Port Washington is the terminus of the Long Island Rail Road's Port Washington Branch in Port Washington, New York. The station is located on Main Street, between Haven Avenue and South Bayles Avenue, just west of Port Washington Boulevard (NY 101), and is 19.9 miles (32 km) from Pennsylvania Station in Midtown Manhattan. A pedestrian bridge exists between the platforms, and is in line with Franklin Avenue, ending at Haven Avenue.

History
A Port Washington station was recommended to Austin Corbin by a group of Port Washington residents in 1895, after a failed attempt to extend the branch between Great Neck and Roslyn in 1882. Efforts to bring rail service to the community actually date back to the days of the Flushing and North Side Railroad which established an unbuilt subsidiary called the "North Shore and Port Washington Railroad" that was dissolved once the F&NS was consolidated into the Flushing, North Shore and Central Railroad in 1874. The station was originally built on June 23, 1898 by the Great Neck and Port Washington Railroad, an LIRR subsidiary that existed between 1898 and 1902. It was electrified in 1913, and remodeled in 1930, and again in 1998 upon the station's 100th Anniversary.

» DATASET
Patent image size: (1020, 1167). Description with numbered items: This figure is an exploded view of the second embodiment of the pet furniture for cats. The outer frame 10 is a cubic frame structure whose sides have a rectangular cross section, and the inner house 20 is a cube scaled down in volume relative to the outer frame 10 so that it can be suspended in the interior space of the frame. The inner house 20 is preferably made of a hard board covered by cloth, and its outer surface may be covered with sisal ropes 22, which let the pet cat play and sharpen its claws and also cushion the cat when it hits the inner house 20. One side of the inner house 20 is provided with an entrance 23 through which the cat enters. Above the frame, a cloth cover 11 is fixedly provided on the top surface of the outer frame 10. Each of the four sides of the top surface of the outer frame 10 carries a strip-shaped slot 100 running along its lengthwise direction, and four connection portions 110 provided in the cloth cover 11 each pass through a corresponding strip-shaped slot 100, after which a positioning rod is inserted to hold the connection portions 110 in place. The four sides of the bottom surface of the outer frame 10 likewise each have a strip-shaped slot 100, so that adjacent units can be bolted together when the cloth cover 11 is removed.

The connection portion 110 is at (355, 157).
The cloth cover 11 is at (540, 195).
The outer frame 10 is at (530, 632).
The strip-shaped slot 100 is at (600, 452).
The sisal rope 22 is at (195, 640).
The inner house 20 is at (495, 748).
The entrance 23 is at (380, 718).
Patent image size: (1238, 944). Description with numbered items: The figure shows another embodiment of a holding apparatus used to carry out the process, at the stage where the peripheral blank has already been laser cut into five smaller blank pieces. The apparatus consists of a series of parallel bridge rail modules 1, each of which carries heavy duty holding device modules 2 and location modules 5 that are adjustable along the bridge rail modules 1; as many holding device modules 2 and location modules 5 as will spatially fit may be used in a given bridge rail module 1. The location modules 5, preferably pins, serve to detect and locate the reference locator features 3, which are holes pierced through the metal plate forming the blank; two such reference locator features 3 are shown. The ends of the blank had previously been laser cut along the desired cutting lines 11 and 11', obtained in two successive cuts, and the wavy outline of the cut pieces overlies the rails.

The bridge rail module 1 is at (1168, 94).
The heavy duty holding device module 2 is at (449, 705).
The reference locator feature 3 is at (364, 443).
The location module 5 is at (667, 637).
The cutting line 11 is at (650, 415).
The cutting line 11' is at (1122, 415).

» TASK DIRECTIONS
Can you write out, word for word, the part of the Port Washington station text that starts at "Port Washington is" and stops after "at Haven Avenue."? The records are separate material, apart from the Port Washington station text.

» WRITTEN SOLUTION
Port Washington is the terminus of the Long Island Rail Road's Port Washington Branch in Port Washington, New York. The station is located on Main Street, between Haven Avenue and South Bayles Avenue, just west of Port Washington Boulevard (NY 101), and is 19.9 miles (32 km) from Pennsylvania Station in Midtown Manhattan. A pedestrian bridge exists between the platforms, and is in line with Franklin Avenue, ending at Haven Avenue.